Written instruction:
Type out all the records word for word. Any pictures are to be left out.

Extracted information:

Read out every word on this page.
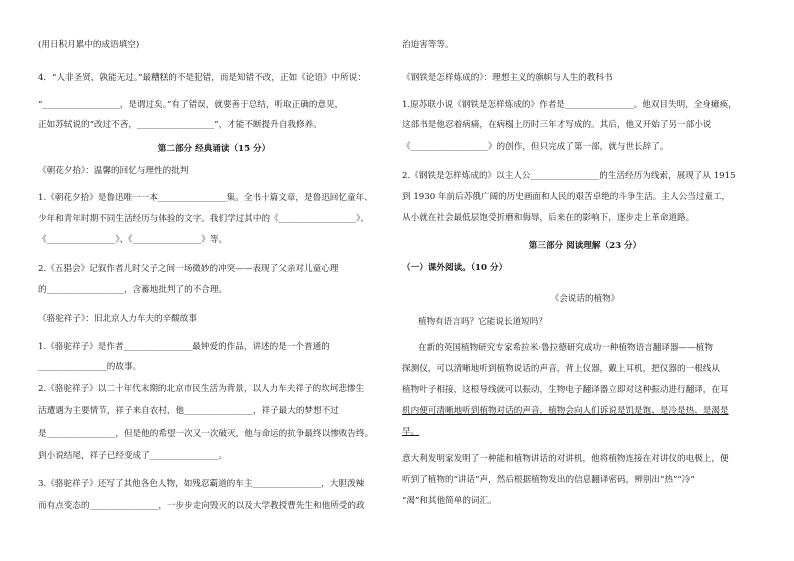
(用日积月累中的成语填空)
4．“人非圣贤，孰能无过。”最糟糕的不是犯错，而是知错不改，正如《论语》中所说：
“__________________，是谓过矣。”有了错误，就要善于总结，听取正确的意见，
正如苏轼说的“改过不吝，__________________”，才能不断提升自我修养。
第二部分 经典诵读（15 分）
《朝花夕拾》：温馨的回忆与理性的批判
1.《朝花夕拾》是鲁迅唯一一本________________集。全书十篇文章，是鲁迅回忆童年、
少年和青年时期不同生活经历与体验的文字。我们学过其中的《__________________》、
《________________》、《________________》等。
2.《五猖会》记叙作者儿时父子之间一场微妙的冲突——表现了父亲对儿童心理
的__________________，含蓄地批判了的不合理。
《骆驼祥子》：旧北京人力车夫的辛酸故事
1.《骆驼祥子》是作者________________最钟爱的作品，讲述的是一个普通的
________________的故事。
2.《骆驼祥子》以二十年代末期的北京市民生活为背景，以人力车夫祥子的坎坷悲惨生
活遭遇为主要情节，祥子来自农村，他________________，祥子最大的梦想不过
是________________，但是他的希望一次又一次破灭，他与命运的抗争最终以惨败告终。
到小说结尾，祥子已经变成了________________。
3.《骆驼祥子》还写了其他各色人物，如残忍霸道的车主________________，大胆泼辣
而有点变态的________________，一步步走向毁灭的以及大学教授曹先生和他所受的政
治迫害等等。
《钢铁是怎样炼成的》：理想主义的旗帜与人生的教科书
1.原苏联小说《钢铁是怎样炼成的》作者是________________。他双目失明，全身瘫痪，
这部书是他忍着病痛，在病榻上历时三年才写成的。其后，他又开始了另一部小说
《__________________》的创作，但只完成了第一部，就与世长辞了。
2.《钢铁是怎样炼成的》以主人公________________的生活经历为线索，展现了从 1915
到 1930 年前后苏俄广阔的历史画面和人民的艰苦卓绝的斗争生活。主人公当过童工，
从小就在社会最低层饱受折磨和侮辱，后来在的影响下，逐步走上革命道路。
第三部分 阅读理解（23 分）
（一）课外阅读。（10 分）
《会说话的植物》
植物有语言吗？它能说长道短吗？
在新的英国植物研究专家希拉米·鲁拉德研究成功一种植物语言翻译器——植物
探测仪，可以清晰地听到植物说话的声音，背上仪器，戴上耳机，把仪器的一根线从
植物叶子相接，这根导线就可以振动，生物电子翻译器立即对这种振动进行翻译，在耳
机内便可清晰地听到植物对话的声音，植物会向人们诉说是饥是饱、是冷是热、是渴是
早。
意大利发明家发明了一种能和植物讲话的对讲机，他将植物连接在对讲仪的电极上，便
听到了植物的“讲话”声，然后根据植物发出的信息翻译密码，辨别出“热”“冷”
“渴”和其他简单的词汇。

Correct response:
Read out every word on this page.
(用日积月累中的成语填空)
4．“人非圣贤，孰能无过。”最糟糕的不是犯错，而是知错不改，正如《论语》中所说：
“__________________，是谓过矣。”有了错误，就要善于总结，听取正确的意见，
正如苏轼说的“改过不吝，__________________”，才能不断提升自我修养。
第二部分 经典诵读（15 分）
《朝花夕拾》：温馨的回忆与理性的批判
1.《朝花夕拾》是鲁迅唯一一本________________集。全书十篇文章，是鲁迅回忆童年、
少年和青年时期不同生活经历与体验的文字。我们学过其中的《__________________》、
《________________》、《________________》等。
2.《五猖会》记叙作者儿时父子之间一场微妙的冲突——表现了父亲对儿童心理
的__________________，含蓄地批判了的不合理。
《骆驼祥子》：旧北京人力车夫的辛酸故事
1.《骆驼祥子》是作者________________最钟爱的作品，讲述的是一个普通的
________________的故事。
2.《骆驼祥子》以二十年代末期的北京市民生活为背景，以人力车夫祥子的坎坷悲惨生
活遭遇为主要情节，祥子来自农村，他________________，祥子最大的梦想不过
是________________，但是他的希望一次又一次破灭，他与命运的抗争最终以惨败告终。
到小说结尾，祥子已经变成了________________。
3.《骆驼祥子》还写了其他各色人物，如残忍霸道的车主________________，大胆泼辣
而有点变态的________________，一步步走向毁灭的以及大学教授曹先生和他所受的政
治迫害等等。
《钢铁是怎样炼成的》：理想主义的旗帜与人生的教科书
1.原苏联小说《钢铁是怎样炼成的》作者是________________。他双目失明，全身瘫痪，
这部书是他忍着病痛，在病榻上历时三年才写成的。其后，他又开始了另一部小说
《__________________》的创作，但只完成了第一部，就与世长辞了。
2.《钢铁是怎样炼成的》以主人公________________的生活经历为线索，展现了从 1915
到 1930 年前后苏俄广阔的历史画面和人民的艰苦卓绝的斗争生活。主人公当过童工，
从小就在社会最低层饱受折磨和侮辱，后来在的影响下，逐步走上革命道路。
第三部分 阅读理解（23 分）
（一）课外阅读。（10 分）
《会说话的植物》
植物有语言吗？它能说长道短吗？
在新的英国植物研究专家希拉米·鲁拉德研究成功一种植物语言翻译器——植物
探测仪，可以清晰地听到植物说话的声音，背上仪器，戴上耳机，把仪器的一根线从
植物叶子相接，这根导线就可以振动，生物电子翻译器立即对这种振动进行翻译，在耳
机内便可清晰地听到植物对话的声音，植物会向人们诉说是饥是饱、是冷是热、是渴是
早。
意大利发明家发明了一种能和植物讲话的对讲机，他将植物连接在对讲仪的电极上，便
听到了植物的“讲话”声，然后根据植物发出的信息翻译密码，辨别出“热”“冷”
“渴”和其他简单的词汇。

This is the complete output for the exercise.